Extracted records
·····

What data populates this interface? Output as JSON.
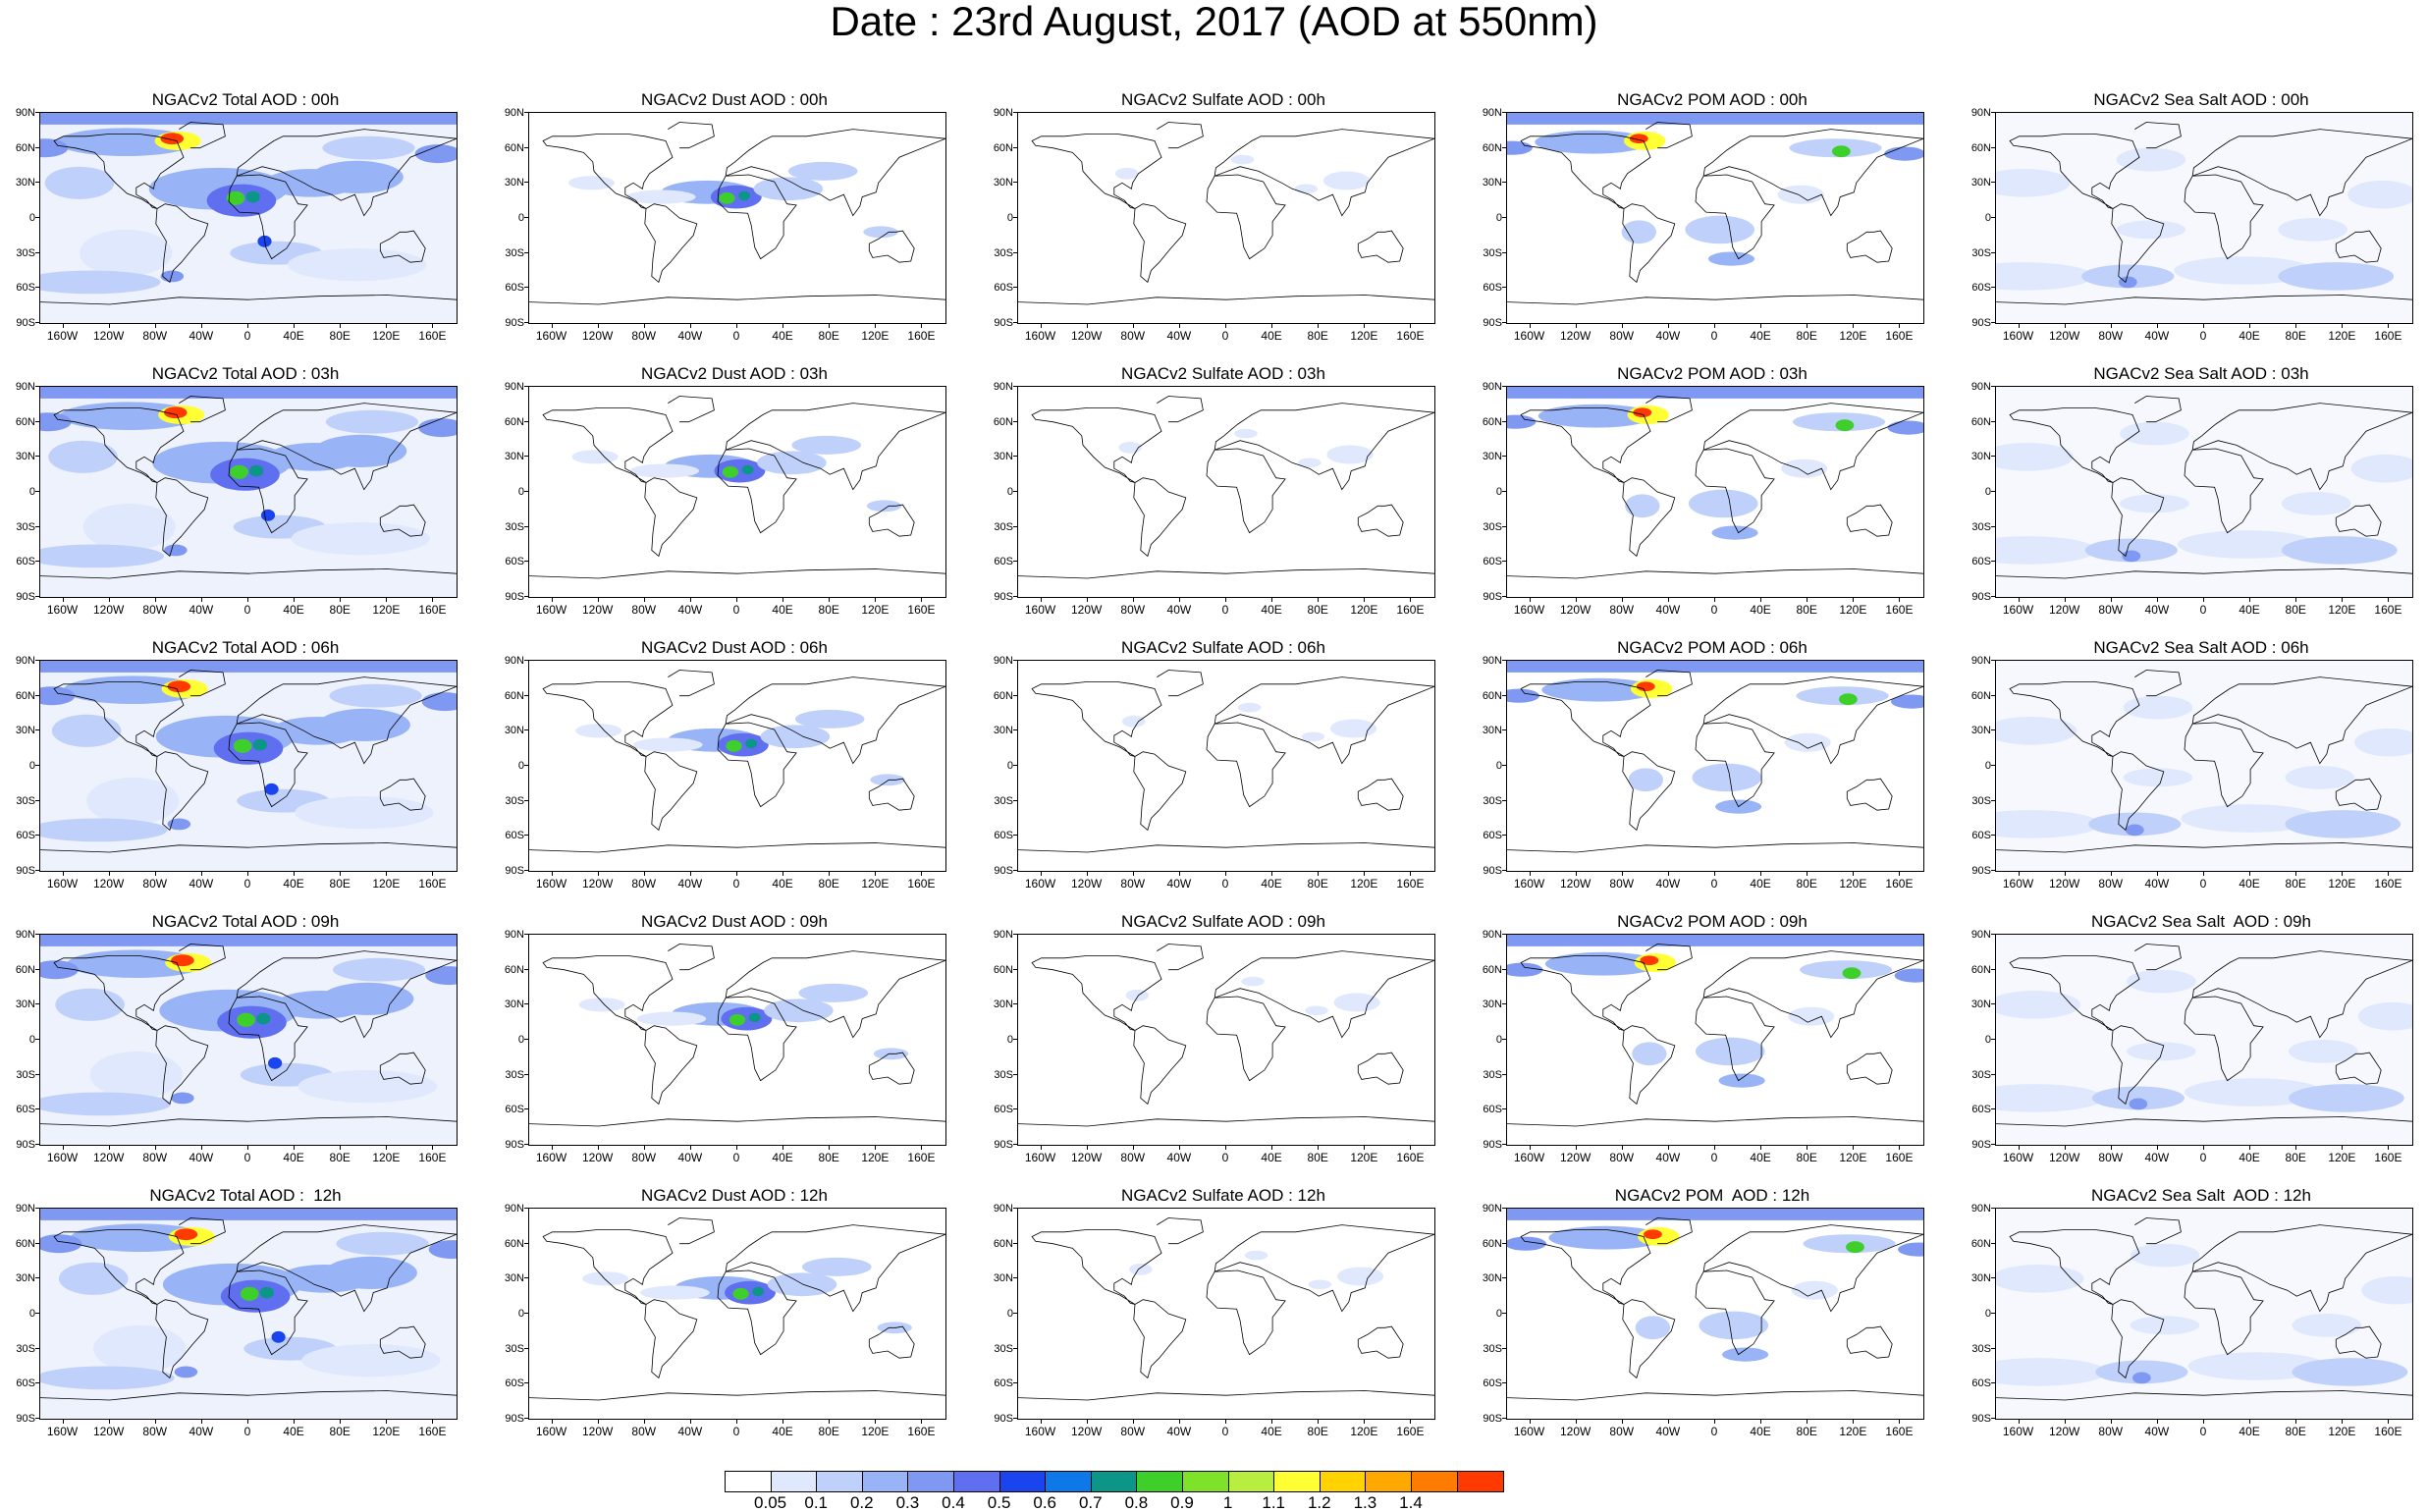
{
  "title": "Date : 23rd August, 2017 (AOD at 550nm)",
  "panel_titles": [
    [
      "NGACv2 Total AOD : 00h",
      "NGACv2 Dust AOD : 00h",
      "NGACv2 Sulfate AOD : 00h",
      "NGACv2 POM AOD : 00h",
      "NGACv2 Sea Salt AOD : 00h"
    ],
    [
      "NGACv2 Total AOD : 03h",
      "NGACv2 Dust AOD : 03h",
      "NGACv2 Sulfate AOD : 03h",
      "NGACv2 POM AOD : 03h",
      "NGACv2 Sea Salt AOD : 03h"
    ],
    [
      "NGACv2 Total AOD : 06h",
      "NGACv2 Dust AOD : 06h",
      "NGACv2 Sulfate AOD : 06h",
      "NGACv2 POM AOD : 06h",
      "NGACv2 Sea Salt AOD : 06h"
    ],
    [
      "NGACv2 Total AOD : 09h",
      "NGACv2 Dust AOD : 09h",
      "NGACv2 Sulfate AOD : 09h",
      "NGACv2 POM AOD : 09h",
      "NGACv2 Sea Salt  AOD : 09h"
    ],
    [
      "NGACv2 Total AOD :  12h",
      "NGACv2 Dust AOD : 12h",
      "NGACv2 Sulfate AOD : 12h",
      "NGACv2 POM  AOD : 12h",
      "NGACv2 Sea Salt  AOD : 12h"
    ]
  ],
  "lat_labels": [
    "90N",
    "60N",
    "30N",
    "0",
    "30S",
    "60S",
    "90S"
  ],
  "lon_labels": [
    "160W",
    "120W",
    "80W",
    "40W",
    "0",
    "40E",
    "80E",
    "120E",
    "160E"
  ],
  "colorbar": {
    "colors": [
      "#ffffff",
      "#dfe8fc",
      "#bfd0fa",
      "#99b4f6",
      "#7f99f2",
      "#5f6ff0",
      "#1a45ee",
      "#0f78e8",
      "#0b9688",
      "#3fcf2b",
      "#7ee12a",
      "#b7ee3f",
      "#ffff33",
      "#ffd200",
      "#ffa800",
      "#ff7c00",
      "#ff3900"
    ],
    "labels": [
      "0.05",
      "0.1",
      "0.2",
      "0.3",
      "0.4",
      "0.5",
      "0.6",
      "0.7",
      "0.8",
      "0.9",
      "1",
      "1.1",
      "1.2",
      "1.3",
      "1.4"
    ]
  }
}
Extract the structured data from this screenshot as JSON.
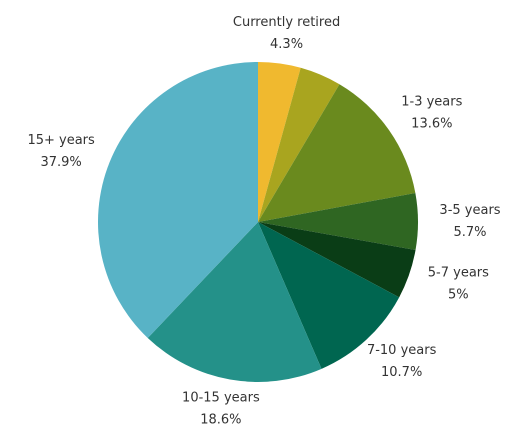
{
  "chart_data": {
    "type": "pie",
    "categories": [
      "Currently retired",
      null,
      "1-3 years",
      "3-5 years",
      "5-7 years",
      "7-10 years",
      "10-15 years",
      "15+ years"
    ],
    "values": [
      4.3,
      4.2,
      13.6,
      5.7,
      5,
      10.7,
      18.6,
      37.9
    ],
    "value_labels": [
      "4.3%",
      null,
      "13.6%",
      "5.7%",
      "5%",
      "10.7%",
      "18.6%",
      "37.9%"
    ],
    "colors": [
      "#f0b92f",
      "#a9a51f",
      "#6a8a1e",
      "#2f6622",
      "#0a3d16",
      "#006650",
      "#249189",
      "#58b3c6"
    ]
  }
}
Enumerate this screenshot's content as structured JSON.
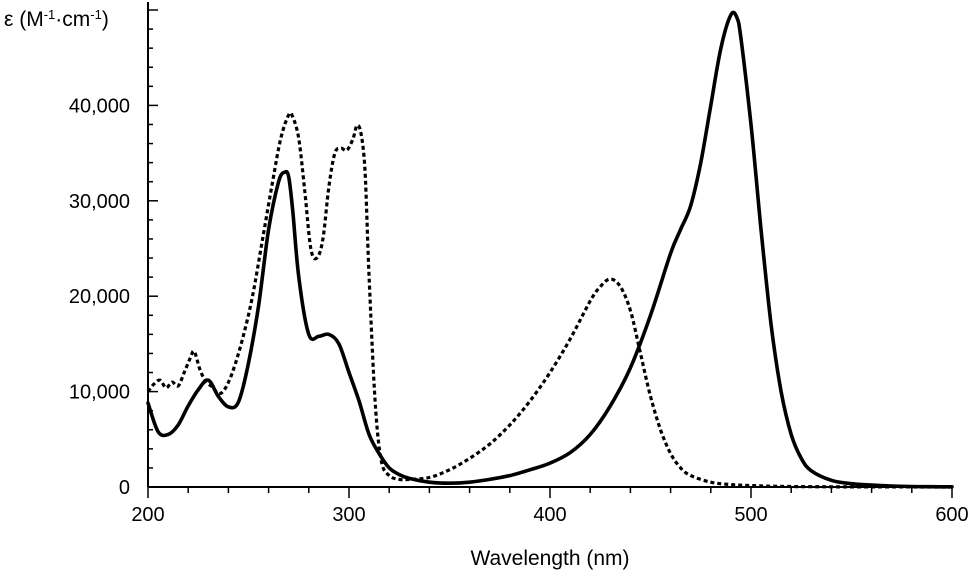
{
  "chart_data": {
    "type": "line",
    "title": "",
    "xlabel": "Wavelength (nm)",
    "ylabel_parts": [
      "ε (M",
      "-1",
      "·cm",
      "-1",
      ")"
    ],
    "xlim": [
      200,
      600
    ],
    "ylim": [
      0,
      50000
    ],
    "xticks": [
      200,
      300,
      400,
      500,
      600
    ],
    "xtick_labels": [
      "200",
      "300",
      "400",
      "500",
      "600"
    ],
    "yticks": [
      0,
      10000,
      20000,
      30000,
      40000
    ],
    "ytick_labels": [
      "0",
      "10,000",
      "20,000",
      "30,000",
      "40,000"
    ],
    "grid": false,
    "series": [
      {
        "style": "solid",
        "color": "#000000",
        "x": [
          200,
          205,
          210,
          215,
          220,
          225,
          230,
          235,
          240,
          245,
          250,
          255,
          260,
          265,
          268,
          270,
          272,
          275,
          280,
          285,
          290,
          295,
          300,
          305,
          310,
          315,
          320,
          325,
          330,
          340,
          350,
          360,
          370,
          380,
          390,
          400,
          410,
          420,
          430,
          440,
          450,
          460,
          465,
          470,
          475,
          480,
          485,
          490,
          493,
          495,
          500,
          505,
          510,
          515,
          520,
          525,
          530,
          540,
          550,
          560,
          570,
          580,
          590,
          600
        ],
        "y": [
          8800,
          5800,
          5500,
          6500,
          8500,
          10200,
          11200,
          9500,
          8400,
          8900,
          13000,
          19000,
          27000,
          32000,
          33000,
          32500,
          29000,
          22000,
          16000,
          15800,
          16000,
          15000,
          12000,
          9000,
          5500,
          3500,
          2000,
          1300,
          900,
          500,
          400,
          500,
          800,
          1200,
          1800,
          2500,
          3600,
          5500,
          8500,
          12500,
          18000,
          24500,
          27000,
          29500,
          34000,
          40000,
          46000,
          49500,
          49200,
          47000,
          38000,
          27000,
          17000,
          10000,
          5500,
          3000,
          1700,
          700,
          350,
          200,
          100,
          50,
          30,
          20
        ]
      },
      {
        "style": "dotted",
        "color": "#000000",
        "x": [
          200,
          203,
          206,
          209,
          212,
          215,
          218,
          221,
          223,
          226,
          229,
          232,
          235,
          238,
          242,
          247,
          252,
          257,
          262,
          266,
          270,
          272,
          275,
          278,
          281,
          284,
          287,
          290,
          293,
          296,
          299,
          302,
          304,
          306,
          308,
          310,
          313,
          316,
          320,
          325,
          330,
          340,
          350,
          360,
          370,
          380,
          390,
          400,
          410,
          420,
          425,
          430,
          435,
          440,
          445,
          450,
          455,
          460,
          465,
          470,
          480,
          490,
          500,
          510,
          520,
          530,
          550,
          600
        ],
        "y": [
          10000,
          10800,
          11200,
          10400,
          11000,
          10600,
          12000,
          13500,
          14200,
          12200,
          11000,
          10500,
          9800,
          10200,
          12000,
          15500,
          20000,
          26000,
          32000,
          36500,
          39000,
          38800,
          36500,
          31000,
          25000,
          24000,
          26000,
          31500,
          35000,
          35500,
          35300,
          36500,
          37900,
          37000,
          33000,
          22000,
          9000,
          2800,
          1200,
          800,
          800,
          1000,
          1800,
          3000,
          4500,
          6500,
          9000,
          12000,
          15500,
          19500,
          21000,
          21800,
          21000,
          18500,
          14000,
          9500,
          6000,
          3500,
          2000,
          1200,
          500,
          250,
          150,
          80,
          50,
          30,
          15,
          0
        ]
      }
    ]
  }
}
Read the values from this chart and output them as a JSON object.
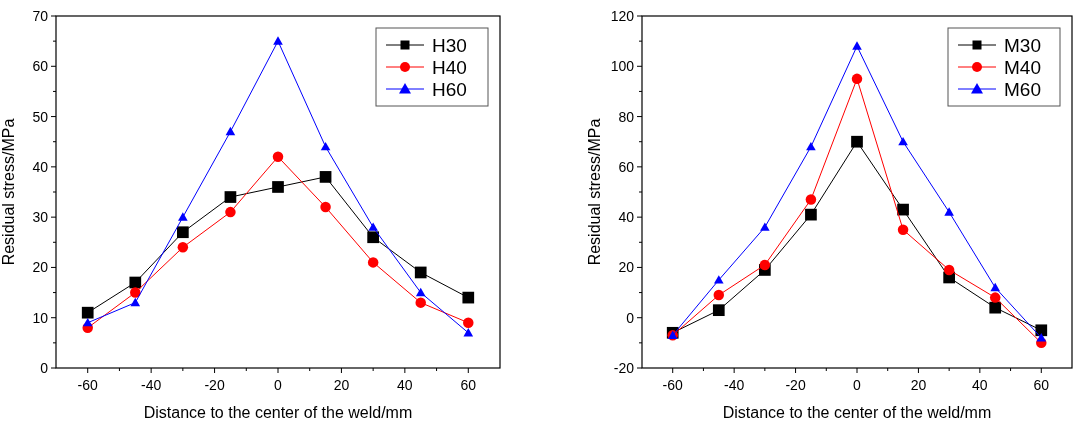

·····

# PROBLEM TO SOLVE:
All the lines above are to be given again exactly as they read, with the pictures removed.

# EXERCISE OUTPUT:
What data populates this interface? Output as JSON.
{
  "title": "Date : 23rd August, 2017 (AOD at 550nm)",
  "panel_titles": [
    [
      "NGACv2 Total AOD : 00h",
      "NGACv2 Dust AOD : 00h",
      "NGACv2 Sulfate AOD : 00h",
      "NGACv2 POM AOD : 00h",
      "NGACv2 Sea Salt AOD : 00h"
    ],
    [
      "NGACv2 Total AOD : 03h",
      "NGACv2 Dust AOD : 03h",
      "NGACv2 Sulfate AOD : 03h",
      "NGACv2 POM AOD : 03h",
      "NGACv2 Sea Salt AOD : 03h"
    ],
    [
      "NGACv2 Total AOD : 06h",
      "NGACv2 Dust AOD : 06h",
      "NGACv2 Sulfate AOD : 06h",
      "NGACv2 POM AOD : 06h",
      "NGACv2 Sea Salt AOD : 06h"
    ],
    [
      "NGACv2 Total AOD : 09h",
      "NGACv2 Dust AOD : 09h",
      "NGACv2 Sulfate AOD : 09h",
      "NGACv2 POM AOD : 09h",
      "NGACv2 Sea Salt  AOD : 09h"
    ],
    [
      "NGACv2 Total AOD :  12h",
      "NGACv2 Dust AOD : 12h",
      "NGACv2 Sulfate AOD : 12h",
      "NGACv2 POM  AOD : 12h",
      "NGACv2 Sea Salt  AOD : 12h"
    ]
  ],
  "lat_labels": [
    "90N",
    "60N",
    "30N",
    "0",
    "30S",
    "60S",
    "90S"
  ],
  "lon_labels": [
    "160W",
    "120W",
    "80W",
    "40W",
    "0",
    "40E",
    "80E",
    "120E",
    "160E"
  ],
  "colorbar": {
    "colors": [
      "#ffffff",
      "#dfe8fc",
      "#bfd0fa",
      "#99b4f6",
      "#7f99f2",
      "#5f6ff0",
      "#1a45ee",
      "#0f78e8",
      "#0b9688",
      "#3fcf2b",
      "#7ee12a",
      "#b7ee3f",
      "#ffff33",
      "#ffd200",
      "#ffa800",
      "#ff7c00",
      "#ff3900"
    ],
    "labels": [
      "0.05",
      "0.1",
      "0.2",
      "0.3",
      "0.4",
      "0.5",
      "0.6",
      "0.7",
      "0.8",
      "0.9",
      "1",
      "1.1",
      "1.2",
      "1.3",
      "1.4"
    ]
  }
}
Extract the structured data from this screenshot as JSON.
{
  "chart_data": {
    "type": "pie",
    "categories": [
      "Currently retired",
      null,
      "1-3 years",
      "3-5 years",
      "5-7 years",
      "7-10 years",
      "10-15 years",
      "15+ years"
    ],
    "values": [
      4.3,
      4.2,
      13.6,
      5.7,
      5,
      10.7,
      18.6,
      37.9
    ],
    "value_labels": [
      "4.3%",
      null,
      "13.6%",
      "5.7%",
      "5%",
      "10.7%",
      "18.6%",
      "37.9%"
    ],
    "colors": [
      "#f0b92f",
      "#a9a51f",
      "#6a8a1e",
      "#2f6622",
      "#0a3d16",
      "#006650",
      "#249189",
      "#58b3c6"
    ]
  }
}
Enumerate this screenshot's content as structured JSON.
{
  "chart_data": {
    "type": "line",
    "title": "",
    "xlabel": "Wavelength (nm)",
    "ylabel_parts": [
      "ε (M",
      "-1",
      "·cm",
      "-1",
      ")"
    ],
    "xlim": [
      200,
      600
    ],
    "ylim": [
      0,
      50000
    ],
    "xticks": [
      200,
      300,
      400,
      500,
      600
    ],
    "xtick_labels": [
      "200",
      "300",
      "400",
      "500",
      "600"
    ],
    "yticks": [
      0,
      10000,
      20000,
      30000,
      40000
    ],
    "ytick_labels": [
      "0",
      "10,000",
      "20,000",
      "30,000",
      "40,000"
    ],
    "grid": false,
    "series": [
      {
        "style": "solid",
        "color": "#000000",
        "x": [
          200,
          205,
          210,
          215,
          220,
          225,
          230,
          235,
          240,
          245,
          250,
          255,
          260,
          265,
          268,
          270,
          272,
          275,
          280,
          285,
          290,
          295,
          300,
          305,
          310,
          315,
          320,
          325,
          330,
          340,
          350,
          360,
          370,
          380,
          390,
          400,
          410,
          420,
          430,
          440,
          450,
          460,
          465,
          470,
          475,
          480,
          485,
          490,
          493,
          495,
          500,
          505,
          510,
          515,
          520,
          525,
          530,
          540,
          550,
          560,
          570,
          580,
          590,
          600
        ],
        "y": [
          8800,
          5800,
          5500,
          6500,
          8500,
          10200,
          11200,
          9500,
          8400,
          8900,
          13000,
          19000,
          27000,
          32000,
          33000,
          32500,
          29000,
          22000,
          16000,
          15800,
          16000,
          15000,
          12000,
          9000,
          5500,
          3500,
          2000,
          1300,
          900,
          500,
          400,
          500,
          800,
          1200,
          1800,
          2500,
          3600,
          5500,
          8500,
          12500,
          18000,
          24500,
          27000,
          29500,
          34000,
          40000,
          46000,
          49500,
          49200,
          47000,
          38000,
          27000,
          17000,
          10000,
          5500,
          3000,
          1700,
          700,
          350,
          200,
          100,
          50,
          30,
          20
        ]
      },
      {
        "style": "dotted",
        "color": "#000000",
        "x": [
          200,
          203,
          206,
          209,
          212,
          215,
          218,
          221,
          223,
          226,
          229,
          232,
          235,
          238,
          242,
          247,
          252,
          257,
          262,
          266,
          270,
          272,
          275,
          278,
          281,
          284,
          287,
          290,
          293,
          296,
          299,
          302,
          304,
          306,
          308,
          310,
          313,
          316,
          320,
          325,
          330,
          340,
          350,
          360,
          370,
          380,
          390,
          400,
          410,
          420,
          425,
          430,
          435,
          440,
          445,
          450,
          455,
          460,
          465,
          470,
          480,
          490,
          500,
          510,
          520,
          530,
          550,
          600
        ],
        "y": [
          10000,
          10800,
          11200,
          10400,
          11000,
          10600,
          12000,
          13500,
          14200,
          12200,
          11000,
          10500,
          9800,
          10200,
          12000,
          15500,
          20000,
          26000,
          32000,
          36500,
          39000,
          38800,
          36500,
          31000,
          25000,
          24000,
          26000,
          31500,
          35000,
          35500,
          35300,
          36500,
          37900,
          37000,
          33000,
          22000,
          9000,
          2800,
          1200,
          800,
          800,
          1000,
          1800,
          3000,
          4500,
          6500,
          9000,
          12000,
          15500,
          19500,
          21000,
          21800,
          21000,
          18500,
          14000,
          9500,
          6000,
          3500,
          2000,
          1200,
          500,
          250,
          150,
          80,
          50,
          30,
          15,
          0
        ]
      }
    ]
  }
}
Read the values from this chart and output them as a JSON object.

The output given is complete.